→ Source data
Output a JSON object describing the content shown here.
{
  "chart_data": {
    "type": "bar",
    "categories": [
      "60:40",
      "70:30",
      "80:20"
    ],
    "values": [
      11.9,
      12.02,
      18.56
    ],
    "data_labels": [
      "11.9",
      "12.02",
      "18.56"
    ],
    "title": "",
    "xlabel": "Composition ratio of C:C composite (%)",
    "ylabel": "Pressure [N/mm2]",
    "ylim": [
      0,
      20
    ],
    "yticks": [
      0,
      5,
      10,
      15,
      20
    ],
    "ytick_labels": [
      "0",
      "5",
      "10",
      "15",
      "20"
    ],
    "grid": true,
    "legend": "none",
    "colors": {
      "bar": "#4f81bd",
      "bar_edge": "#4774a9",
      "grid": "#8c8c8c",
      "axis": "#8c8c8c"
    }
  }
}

→ What this task involves
Copy out all the entries shown above, character for character.

→ Solution for this exercise
Output a JSON object describing the content shown here.
{
  "chart_data": {
    "type": "bar",
    "categories": [
      "60:40",
      "70:30",
      "80:20"
    ],
    "values": [
      11.9,
      12.02,
      18.56
    ],
    "data_labels": [
      "11.9",
      "12.02",
      "18.56"
    ],
    "title": "",
    "xlabel": "Composition ratio of C:C composite (%)",
    "ylabel": "Pressure [N/mm2]",
    "ylim": [
      0,
      20
    ],
    "yticks": [
      0,
      5,
      10,
      15,
      20
    ],
    "ytick_labels": [
      "0",
      "5",
      "10",
      "15",
      "20"
    ],
    "grid": true,
    "legend": "none",
    "colors": {
      "bar": "#4f81bd",
      "bar_edge": "#4774a9",
      "grid": "#8c8c8c",
      "axis": "#8c8c8c"
    }
  }
}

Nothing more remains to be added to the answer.